▸ **Provided information**:
• • • • • • •

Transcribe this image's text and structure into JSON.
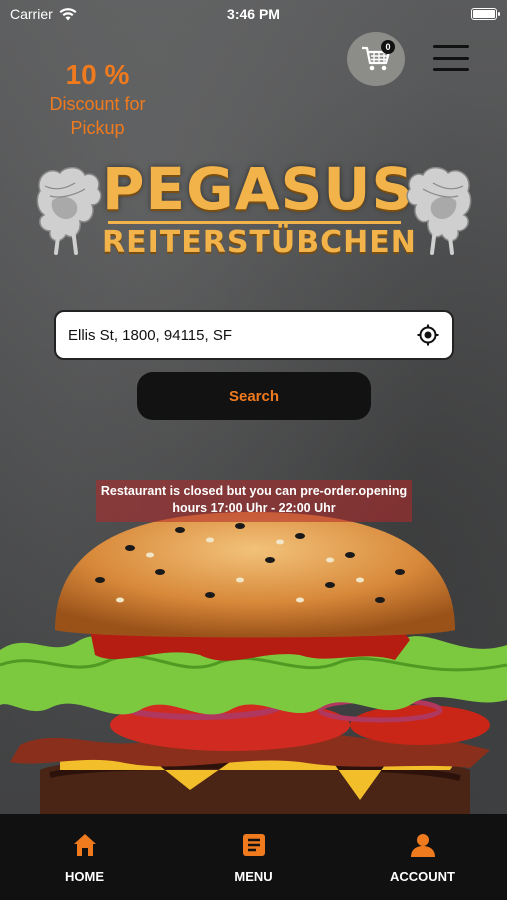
{
  "status_bar": {
    "carrier": "Carrier",
    "time": "3:46 PM"
  },
  "header": {
    "cart_count": "0",
    "icons": [
      "cart-icon",
      "hamburger-menu-icon"
    ]
  },
  "discount": {
    "percent": "10 %",
    "text": "Discount for Pickup"
  },
  "logo": {
    "title": "PEGASUS",
    "subtitle": "REITERSTÜBCHEN"
  },
  "address": {
    "value": "Ellis St, 1800, 94115, SF",
    "icon": "location-target-icon"
  },
  "search": {
    "label": "Search"
  },
  "notice": {
    "text": "Restaurant is closed but you can pre-order.opening hours 17:00 Uhr - 22:00 Uhr"
  },
  "bottom_nav": {
    "items": [
      {
        "label": "HOME",
        "icon": "home-icon"
      },
      {
        "label": "MENU",
        "icon": "menu-book-icon"
      },
      {
        "label": "ACCOUNT",
        "icon": "person-icon"
      }
    ]
  },
  "colors": {
    "accent": "#f07a1e",
    "logo_gold": "#f2b34a",
    "nav_bg": "#111111",
    "notice_bg": "#b42828"
  }
}
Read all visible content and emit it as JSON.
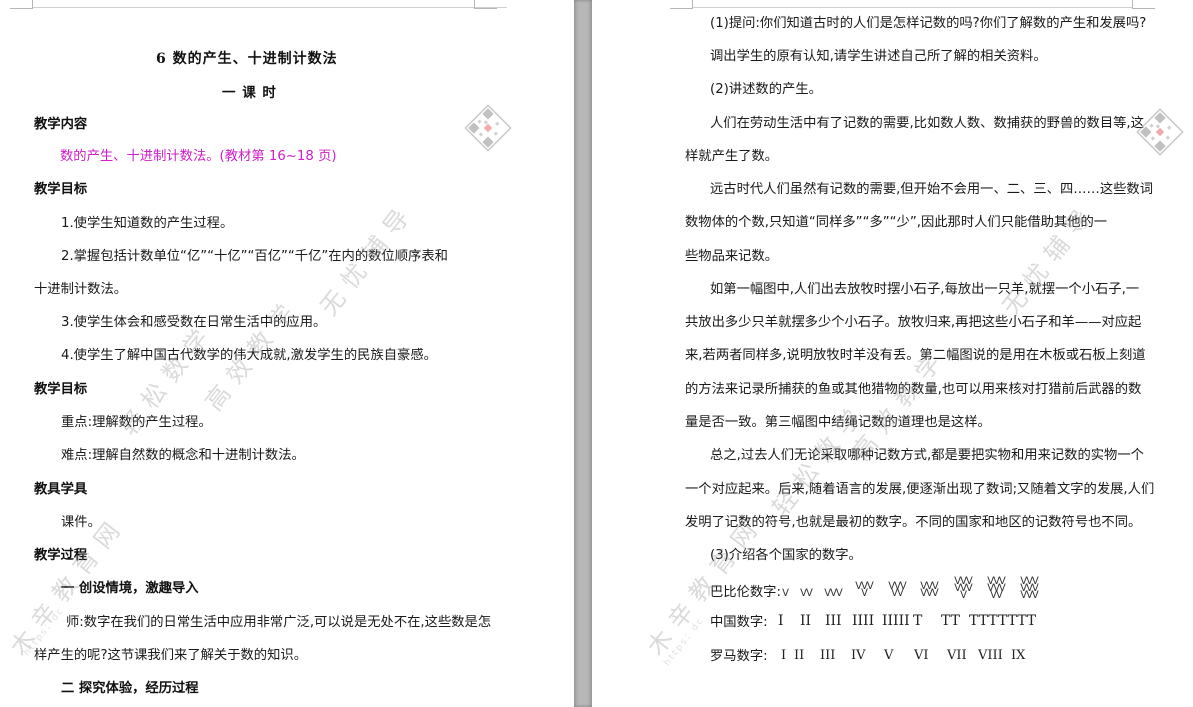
{
  "left_page": {
    "title": "6   数的产生、十进制计数法",
    "subtitle": "一   课  时",
    "lines": [
      {
        "id": "content_heading",
        "text": "教学内容"
      },
      {
        "id": "content_text",
        "text": "数的产生、十进制计数法。(教材第 16~18 页)"
      },
      {
        "id": "goal_heading",
        "text": "教学目标"
      },
      {
        "id": "goal_1",
        "text": "1.使学生知道数的产生过程。"
      },
      {
        "id": "goal_2a",
        "text": "2.掌握包括计数单位“亿”“十亿”“百亿”“千亿”在内的数位顺序表和"
      },
      {
        "id": "goal_2b",
        "text": "十进制计数法。"
      },
      {
        "id": "goal_3",
        "text": "3.使学生体会和感受数在日常生活中的应用。"
      },
      {
        "id": "goal_4",
        "text": "4.使学生了解中国古代数学的伟大成就,激发学生的民族自豪感。"
      },
      {
        "id": "goal2_heading",
        "text": "教学目标"
      },
      {
        "id": "key_point",
        "text": "重点:理解数的产生过程。"
      },
      {
        "id": "difficult_point",
        "text": "难点:理解自然数的概念和十进制计数法。"
      },
      {
        "id": "tools_heading",
        "text": "教具学具"
      },
      {
        "id": "tools_text",
        "text": "课件。"
      },
      {
        "id": "process_heading",
        "text": "教学过程"
      },
      {
        "id": "step_1",
        "text": "一  创设情境，激趣导入"
      },
      {
        "id": "teacher_a",
        "text": "师:数字在我们的日常生活中应用非常广泛,可以说是无处不在,这些数是怎"
      },
      {
        "id": "teacher_b",
        "text": "样产生的呢?这节课我们来了解关于数的知识。"
      },
      {
        "id": "step_2",
        "text": "二  探究体验，经历过程"
      }
    ]
  },
  "right_page": {
    "lines": [
      {
        "id": "r1",
        "text": "(1)提问:你们知道古时的人们是怎样记数的吗?你们了解数的产生和发展吗?"
      },
      {
        "id": "r2",
        "text": "调出学生的原有认知,请学生讲述自己所了解的相关资料。"
      },
      {
        "id": "r3",
        "text": "(2)讲述数的产生。"
      },
      {
        "id": "r4",
        "text": "人们在劳动生活中有了记数的需要,比如数人数、数捕获的野兽的数目等,这"
      },
      {
        "id": "r5",
        "text": "样就产生了数。"
      },
      {
        "id": "r6",
        "text": "远古时代人们虽然有记数的需要,但开始不会用一、二、三、四……这些数词"
      },
      {
        "id": "r7",
        "text": "数物体的个数,只知道“同样多”“多”“少”,因此那时人们只能借助其他的一"
      },
      {
        "id": "r8",
        "text": "些物品来记数。"
      },
      {
        "id": "r9",
        "text": "如第一幅图中,人们出去放牧时摆小石子,每放出一只羊,就摆一个小石子,一"
      },
      {
        "id": "r10",
        "text": "共放出多少只羊就摆多少个小石子。放牧归来,再把这些小石子和羊——对应起"
      },
      {
        "id": "r11",
        "text": "来,若两者同样多,说明放牧时羊没有丢。第二幅图说的是用在木板或石板上刻道"
      },
      {
        "id": "r12",
        "text": "的方法来记录所捕获的鱼或其他猎物的数量,也可以用来核对打猎前后武器的数"
      },
      {
        "id": "r13",
        "text": "量是否一致。第三幅图中结绳记数的道理也是这样。"
      },
      {
        "id": "r14",
        "text": "总之,过去人们无论采取哪种记数方式,都是要把实物和用来记数的实物一个"
      },
      {
        "id": "r15",
        "text": "一个对应起来。后来,随着语言的发展,便逐渐出现了数词;又随着文字的发展,人们"
      },
      {
        "id": "r16",
        "text": "发明了记数的符号,也就是最初的数字。不同的国家和地区的记数符号也不同。"
      },
      {
        "id": "r17",
        "text": "(3)介绍各个国家的数字。"
      }
    ],
    "numerals": {
      "babylonian_label": "巴比伦数字:",
      "babylonian": [
        "ᐯ",
        "ᐯᐯ",
        "ᐯᐯᐯ",
        "ᐯᐯᐯ\nᐯ",
        "ᐯᐯᐯ\nᐯᐯ",
        "ᐯᐯᐯ\nᐯᐯᐯ",
        "ᐯᐯᐯ\nᐯᐯᐯ\nᐯ",
        "ᐯᐯᐯ\nᐯᐯᐯ\nᐯᐯ",
        "ᐯᐯᐯ\nᐯᐯᐯ\nᐯᐯᐯ"
      ],
      "chinese_label": "中国数字:",
      "chinese": [
        "I",
        "II",
        "III",
        "IIII",
        "IIIII",
        "T",
        "TT",
        "TTT",
        "TTTT"
      ],
      "roman_label": "罗马数字:",
      "roman": [
        "I",
        "II",
        "III",
        "IV",
        "V",
        "VI",
        "VII",
        "VIII",
        "IX"
      ]
    }
  },
  "watermark": {
    "brand_a": "轻松数学",
    "brand_b": "高效教学",
    "brand_c": "无忧辅导",
    "brand_d": "木辛教育网",
    "url": "https：dc"
  },
  "colors": {
    "magenta": "#d020c8",
    "gutter": "#b7b7b7",
    "watermark_qr_accent": "#e0484c"
  }
}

• • • • • • •

▸ **Exercise instructions**:
Restate each line of the records exactly; pictures do not belong in the copy.

▸ **Response for this exercise**:
Transcribe this image's text and structure into JSON.
{
  "status_bar": {
    "carrier": "Carrier",
    "time": "3:46 PM"
  },
  "header": {
    "cart_count": "0",
    "icons": [
      "cart-icon",
      "hamburger-menu-icon"
    ]
  },
  "discount": {
    "percent": "10 %",
    "text": "Discount for Pickup"
  },
  "logo": {
    "title": "PEGASUS",
    "subtitle": "REITERSTÜBCHEN"
  },
  "address": {
    "value": "Ellis St, 1800, 94115, SF",
    "icon": "location-target-icon"
  },
  "search": {
    "label": "Search"
  },
  "notice": {
    "text": "Restaurant is closed but you can pre-order.opening hours 17:00 Uhr - 22:00 Uhr"
  },
  "bottom_nav": {
    "items": [
      {
        "label": "HOME",
        "icon": "home-icon"
      },
      {
        "label": "MENU",
        "icon": "menu-book-icon"
      },
      {
        "label": "ACCOUNT",
        "icon": "person-icon"
      }
    ]
  },
  "colors": {
    "accent": "#f07a1e",
    "logo_gold": "#f2b34a",
    "nav_bg": "#111111",
    "notice_bg": "#b42828"
  }
}
Read all visible content and emit it as JSON.
{
  "left_page": {
    "title": "6   数的产生、十进制计数法",
    "subtitle": "一   课  时",
    "lines": [
      {
        "id": "content_heading",
        "text": "教学内容"
      },
      {
        "id": "content_text",
        "text": "数的产生、十进制计数法。(教材第 16~18 页)"
      },
      {
        "id": "goal_heading",
        "text": "教学目标"
      },
      {
        "id": "goal_1",
        "text": "1.使学生知道数的产生过程。"
      },
      {
        "id": "goal_2a",
        "text": "2.掌握包括计数单位“亿”“十亿”“百亿”“千亿”在内的数位顺序表和"
      },
      {
        "id": "goal_2b",
        "text": "十进制计数法。"
      },
      {
        "id": "goal_3",
        "text": "3.使学生体会和感受数在日常生活中的应用。"
      },
      {
        "id": "goal_4",
        "text": "4.使学生了解中国古代数学的伟大成就,激发学生的民族自豪感。"
      },
      {
        "id": "goal2_heading",
        "text": "教学目标"
      },
      {
        "id": "key_point",
        "text": "重点:理解数的产生过程。"
      },
      {
        "id": "difficult_point",
        "text": "难点:理解自然数的概念和十进制计数法。"
      },
      {
        "id": "tools_heading",
        "text": "教具学具"
      },
      {
        "id": "tools_text",
        "text": "课件。"
      },
      {
        "id": "process_heading",
        "text": "教学过程"
      },
      {
        "id": "step_1",
        "text": "一  创设情境，激趣导入"
      },
      {
        "id": "teacher_a",
        "text": "师:数字在我们的日常生活中应用非常广泛,可以说是无处不在,这些数是怎"
      },
      {
        "id": "teacher_b",
        "text": "样产生的呢?这节课我们来了解关于数的知识。"
      },
      {
        "id": "step_2",
        "text": "二  探究体验，经历过程"
      }
    ]
  },
  "right_page": {
    "lines": [
      {
        "id": "r1",
        "text": "(1)提问:你们知道古时的人们是怎样记数的吗?你们了解数的产生和发展吗?"
      },
      {
        "id": "r2",
        "text": "调出学生的原有认知,请学生讲述自己所了解的相关资料。"
      },
      {
        "id": "r3",
        "text": "(2)讲述数的产生。"
      },
      {
        "id": "r4",
        "text": "人们在劳动生活中有了记数的需要,比如数人数、数捕获的野兽的数目等,这"
      },
      {
        "id": "r5",
        "text": "样就产生了数。"
      },
      {
        "id": "r6",
        "text": "远古时代人们虽然有记数的需要,但开始不会用一、二、三、四……这些数词"
      },
      {
        "id": "r7",
        "text": "数物体的个数,只知道“同样多”“多”“少”,因此那时人们只能借助其他的一"
      },
      {
        "id": "r8",
        "text": "些物品来记数。"
      },
      {
        "id": "r9",
        "text": "如第一幅图中,人们出去放牧时摆小石子,每放出一只羊,就摆一个小石子,一"
      },
      {
        "id": "r10",
        "text": "共放出多少只羊就摆多少个小石子。放牧归来,再把这些小石子和羊——对应起"
      },
      {
        "id": "r11",
        "text": "来,若两者同样多,说明放牧时羊没有丢。第二幅图说的是用在木板或石板上刻道"
      },
      {
        "id": "r12",
        "text": "的方法来记录所捕获的鱼或其他猎物的数量,也可以用来核对打猎前后武器的数"
      },
      {
        "id": "r13",
        "text": "量是否一致。第三幅图中结绳记数的道理也是这样。"
      },
      {
        "id": "r14",
        "text": "总之,过去人们无论采取哪种记数方式,都是要把实物和用来记数的实物一个"
      },
      {
        "id": "r15",
        "text": "一个对应起来。后来,随着语言的发展,便逐渐出现了数词;又随着文字的发展,人们"
      },
      {
        "id": "r16",
        "text": "发明了记数的符号,也就是最初的数字。不同的国家和地区的记数符号也不同。"
      },
      {
        "id": "r17",
        "text": "(3)介绍各个国家的数字。"
      }
    ],
    "numerals": {
      "babylonian_label": "巴比伦数字:",
      "babylonian": [
        "ᐯ",
        "ᐯᐯ",
        "ᐯᐯᐯ",
        "ᐯᐯᐯ\nᐯ",
        "ᐯᐯᐯ\nᐯᐯ",
        "ᐯᐯᐯ\nᐯᐯᐯ",
        "ᐯᐯᐯ\nᐯᐯᐯ\nᐯ",
        "ᐯᐯᐯ\nᐯᐯᐯ\nᐯᐯ",
        "ᐯᐯᐯ\nᐯᐯᐯ\nᐯᐯᐯ"
      ],
      "chinese_label": "中国数字:",
      "chinese": [
        "I",
        "II",
        "III",
        "IIII",
        "IIIII",
        "T",
        "TT",
        "TTT",
        "TTTT"
      ],
      "roman_label": "罗马数字:",
      "roman": [
        "I",
        "II",
        "III",
        "IV",
        "V",
        "VI",
        "VII",
        "VIII",
        "IX"
      ]
    }
  },
  "watermark": {
    "brand_a": "轻松数学",
    "brand_b": "高效教学",
    "brand_c": "无忧辅导",
    "brand_d": "木辛教育网",
    "url": "https：dc"
  },
  "colors": {
    "magenta": "#d020c8",
    "gutter": "#b7b7b7",
    "watermark_qr_accent": "#e0484c"
  }
}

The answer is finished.